THE PROBLEM -> Return each line containing "address".

--- BEGIN ---

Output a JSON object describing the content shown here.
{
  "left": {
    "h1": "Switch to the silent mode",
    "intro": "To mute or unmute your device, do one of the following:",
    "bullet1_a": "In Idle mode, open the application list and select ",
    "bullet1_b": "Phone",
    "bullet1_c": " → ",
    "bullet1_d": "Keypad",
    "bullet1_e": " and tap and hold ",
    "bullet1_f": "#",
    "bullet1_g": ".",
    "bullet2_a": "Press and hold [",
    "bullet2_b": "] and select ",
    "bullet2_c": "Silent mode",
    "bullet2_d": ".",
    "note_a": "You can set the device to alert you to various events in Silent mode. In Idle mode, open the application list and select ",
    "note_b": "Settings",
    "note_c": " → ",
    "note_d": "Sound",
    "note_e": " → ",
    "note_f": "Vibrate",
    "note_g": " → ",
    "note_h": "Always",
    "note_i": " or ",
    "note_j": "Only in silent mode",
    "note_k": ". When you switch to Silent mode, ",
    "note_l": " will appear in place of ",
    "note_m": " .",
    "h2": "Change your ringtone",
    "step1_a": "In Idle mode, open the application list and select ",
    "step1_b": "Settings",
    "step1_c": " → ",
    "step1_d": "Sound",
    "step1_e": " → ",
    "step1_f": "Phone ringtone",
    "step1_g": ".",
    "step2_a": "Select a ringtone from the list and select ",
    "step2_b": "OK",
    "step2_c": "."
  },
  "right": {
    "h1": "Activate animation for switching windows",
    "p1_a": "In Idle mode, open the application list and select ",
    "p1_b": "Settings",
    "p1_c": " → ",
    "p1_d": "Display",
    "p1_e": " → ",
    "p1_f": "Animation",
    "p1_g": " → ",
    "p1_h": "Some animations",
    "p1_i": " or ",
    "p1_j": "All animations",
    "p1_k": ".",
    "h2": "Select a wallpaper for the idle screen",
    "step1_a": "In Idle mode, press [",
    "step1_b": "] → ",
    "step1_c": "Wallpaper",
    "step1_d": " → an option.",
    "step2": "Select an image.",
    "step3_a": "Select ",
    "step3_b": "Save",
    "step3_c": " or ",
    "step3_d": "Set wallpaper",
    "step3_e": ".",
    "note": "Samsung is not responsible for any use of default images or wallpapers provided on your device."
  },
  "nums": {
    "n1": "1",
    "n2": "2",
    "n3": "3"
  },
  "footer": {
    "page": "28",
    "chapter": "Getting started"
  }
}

--- END ---
--- BEGIN ---

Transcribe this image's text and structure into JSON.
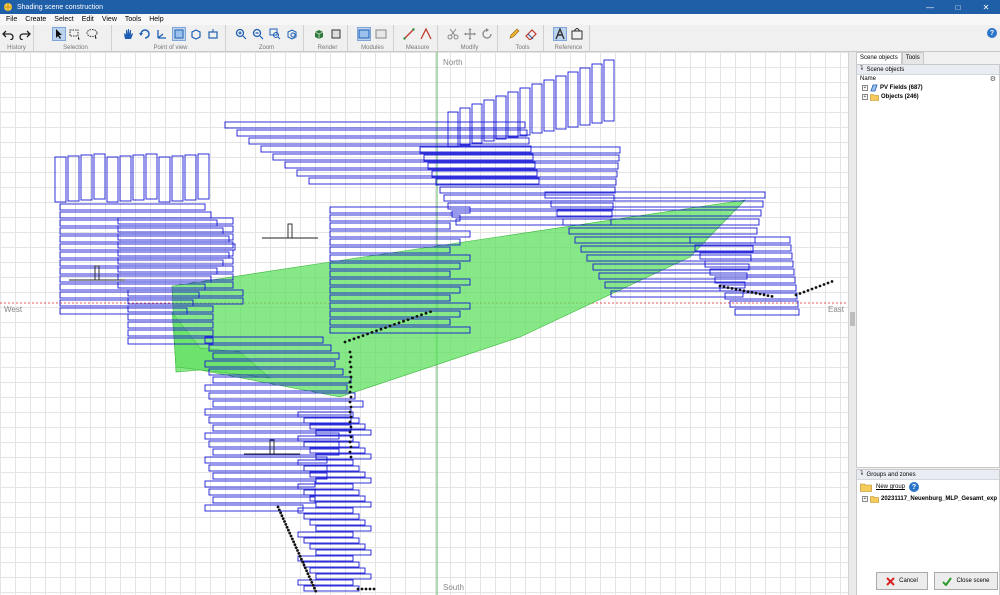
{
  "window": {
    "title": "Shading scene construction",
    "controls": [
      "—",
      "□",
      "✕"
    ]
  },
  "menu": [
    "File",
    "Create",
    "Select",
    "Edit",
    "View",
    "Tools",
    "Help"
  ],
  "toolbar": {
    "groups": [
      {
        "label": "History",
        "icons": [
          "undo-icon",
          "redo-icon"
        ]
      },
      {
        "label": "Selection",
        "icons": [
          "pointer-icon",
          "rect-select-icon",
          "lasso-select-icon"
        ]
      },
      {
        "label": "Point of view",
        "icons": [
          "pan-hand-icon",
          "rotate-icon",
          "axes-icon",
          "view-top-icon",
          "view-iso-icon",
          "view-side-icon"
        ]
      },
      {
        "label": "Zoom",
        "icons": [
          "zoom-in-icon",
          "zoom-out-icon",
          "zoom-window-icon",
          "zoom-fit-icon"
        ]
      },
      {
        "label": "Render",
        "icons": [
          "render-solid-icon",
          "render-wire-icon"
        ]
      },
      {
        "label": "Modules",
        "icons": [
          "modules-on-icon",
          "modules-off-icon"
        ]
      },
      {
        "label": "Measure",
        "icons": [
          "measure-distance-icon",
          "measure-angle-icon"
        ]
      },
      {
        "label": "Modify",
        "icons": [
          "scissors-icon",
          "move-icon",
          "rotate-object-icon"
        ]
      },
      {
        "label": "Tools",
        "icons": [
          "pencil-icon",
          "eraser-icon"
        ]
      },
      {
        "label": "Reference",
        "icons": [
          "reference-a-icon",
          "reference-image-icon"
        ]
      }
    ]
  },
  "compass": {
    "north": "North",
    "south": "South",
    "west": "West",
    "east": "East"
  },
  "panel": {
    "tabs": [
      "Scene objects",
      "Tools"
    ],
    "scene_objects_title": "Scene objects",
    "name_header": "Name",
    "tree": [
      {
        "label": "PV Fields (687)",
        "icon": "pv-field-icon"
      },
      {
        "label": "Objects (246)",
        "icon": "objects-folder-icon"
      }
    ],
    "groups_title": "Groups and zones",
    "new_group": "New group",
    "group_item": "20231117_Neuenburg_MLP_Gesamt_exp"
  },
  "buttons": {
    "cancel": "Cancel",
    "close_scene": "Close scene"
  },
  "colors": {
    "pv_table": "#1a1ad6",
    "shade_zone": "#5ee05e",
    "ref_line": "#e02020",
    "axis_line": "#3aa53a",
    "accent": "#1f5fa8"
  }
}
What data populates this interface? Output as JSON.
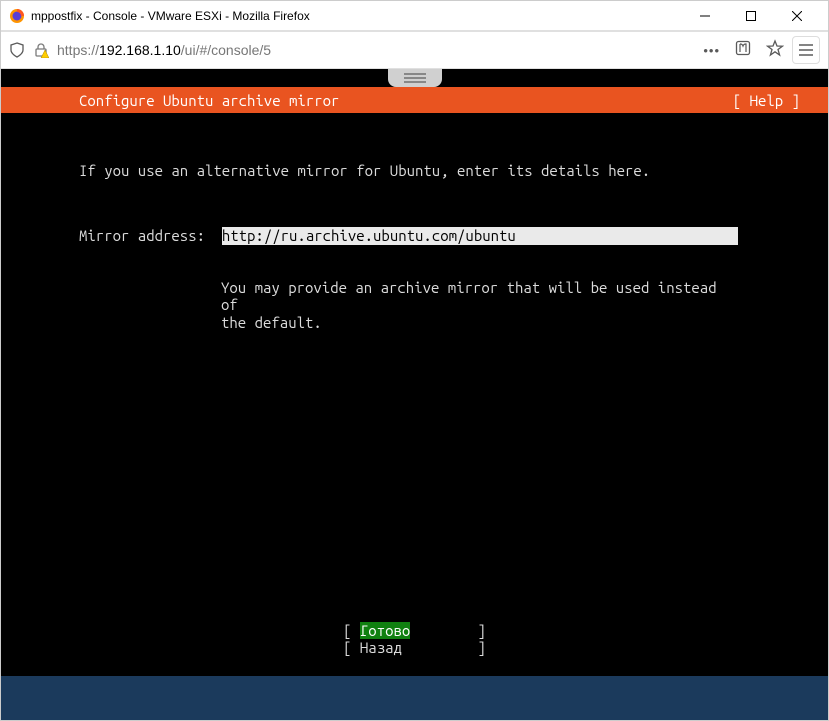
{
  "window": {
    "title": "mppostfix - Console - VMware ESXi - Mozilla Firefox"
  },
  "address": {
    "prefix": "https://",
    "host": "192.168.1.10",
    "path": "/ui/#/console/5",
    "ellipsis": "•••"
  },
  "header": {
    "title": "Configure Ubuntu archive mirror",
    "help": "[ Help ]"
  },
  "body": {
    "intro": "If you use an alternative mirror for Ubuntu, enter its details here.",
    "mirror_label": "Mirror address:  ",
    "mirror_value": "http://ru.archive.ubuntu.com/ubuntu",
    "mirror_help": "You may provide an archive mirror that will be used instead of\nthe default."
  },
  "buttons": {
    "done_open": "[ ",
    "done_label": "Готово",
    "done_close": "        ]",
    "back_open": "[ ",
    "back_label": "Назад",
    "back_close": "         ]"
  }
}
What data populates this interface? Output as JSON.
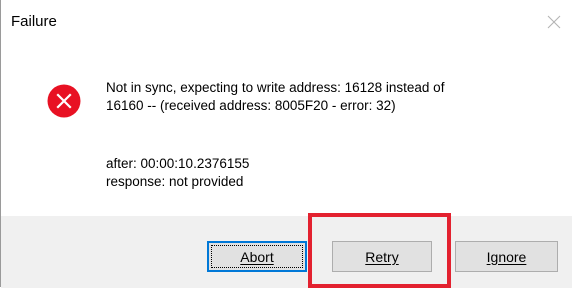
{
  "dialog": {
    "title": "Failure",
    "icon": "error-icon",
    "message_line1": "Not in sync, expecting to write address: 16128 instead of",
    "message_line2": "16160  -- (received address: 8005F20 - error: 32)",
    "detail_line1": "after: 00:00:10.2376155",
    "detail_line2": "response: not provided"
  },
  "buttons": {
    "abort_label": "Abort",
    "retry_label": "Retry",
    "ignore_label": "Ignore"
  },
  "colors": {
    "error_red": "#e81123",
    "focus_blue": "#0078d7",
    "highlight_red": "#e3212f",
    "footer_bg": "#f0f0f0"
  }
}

--- END ---
--- BEGIN ---

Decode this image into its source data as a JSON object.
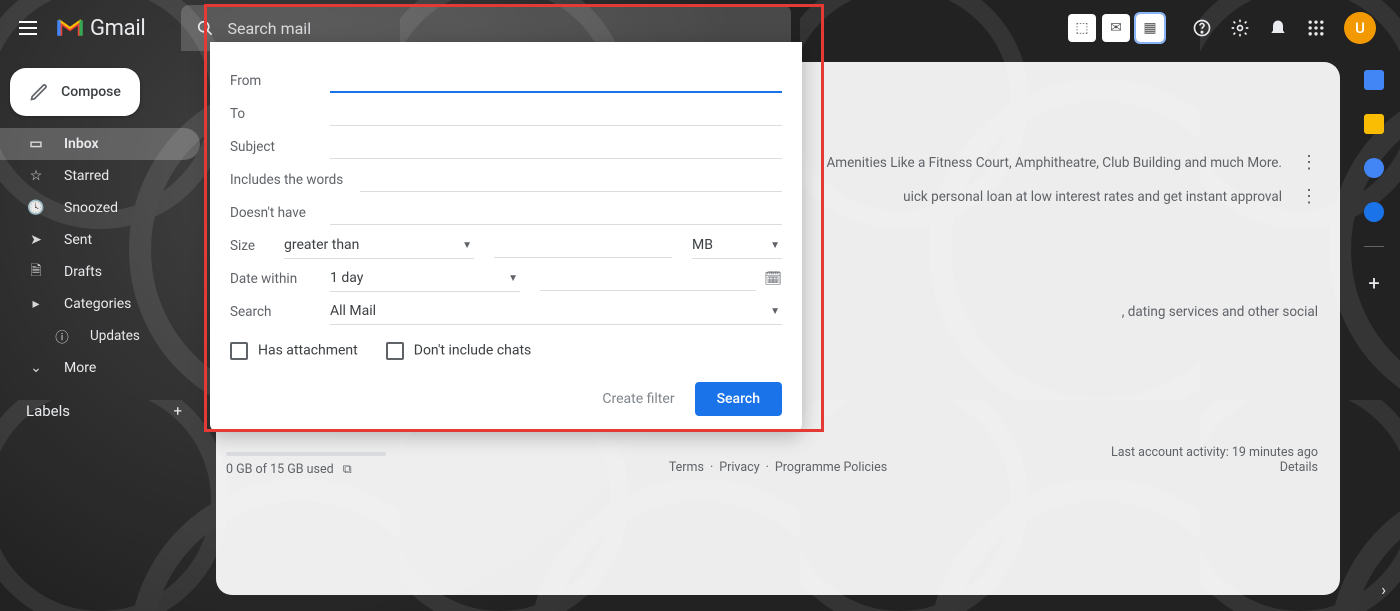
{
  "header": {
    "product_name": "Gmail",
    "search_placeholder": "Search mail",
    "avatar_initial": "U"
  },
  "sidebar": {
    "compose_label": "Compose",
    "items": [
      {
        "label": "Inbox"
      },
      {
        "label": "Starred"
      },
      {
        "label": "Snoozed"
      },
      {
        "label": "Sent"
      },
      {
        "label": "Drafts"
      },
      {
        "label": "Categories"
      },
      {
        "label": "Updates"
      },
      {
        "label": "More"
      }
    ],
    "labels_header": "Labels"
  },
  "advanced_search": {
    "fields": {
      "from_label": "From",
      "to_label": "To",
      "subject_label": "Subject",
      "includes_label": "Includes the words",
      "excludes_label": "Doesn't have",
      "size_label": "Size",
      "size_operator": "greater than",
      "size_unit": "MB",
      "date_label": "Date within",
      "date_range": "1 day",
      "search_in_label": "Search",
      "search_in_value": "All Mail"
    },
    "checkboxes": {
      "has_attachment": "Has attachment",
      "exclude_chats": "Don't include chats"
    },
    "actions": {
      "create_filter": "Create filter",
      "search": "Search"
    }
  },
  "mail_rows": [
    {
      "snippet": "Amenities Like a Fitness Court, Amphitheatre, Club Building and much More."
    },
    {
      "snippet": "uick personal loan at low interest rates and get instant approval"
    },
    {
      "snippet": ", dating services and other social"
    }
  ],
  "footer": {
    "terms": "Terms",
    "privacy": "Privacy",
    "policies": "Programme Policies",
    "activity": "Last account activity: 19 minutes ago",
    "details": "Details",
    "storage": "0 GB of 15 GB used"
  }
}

--- END ---

REPLY ->
  "address": {
    "mirror_label": "Mirror address:  ",
    "message_line1": "Not in sync, expecting to write address: 16128 instead of",
    "message_line2": "16160  -- (received address: 8005F20 - error: 32)",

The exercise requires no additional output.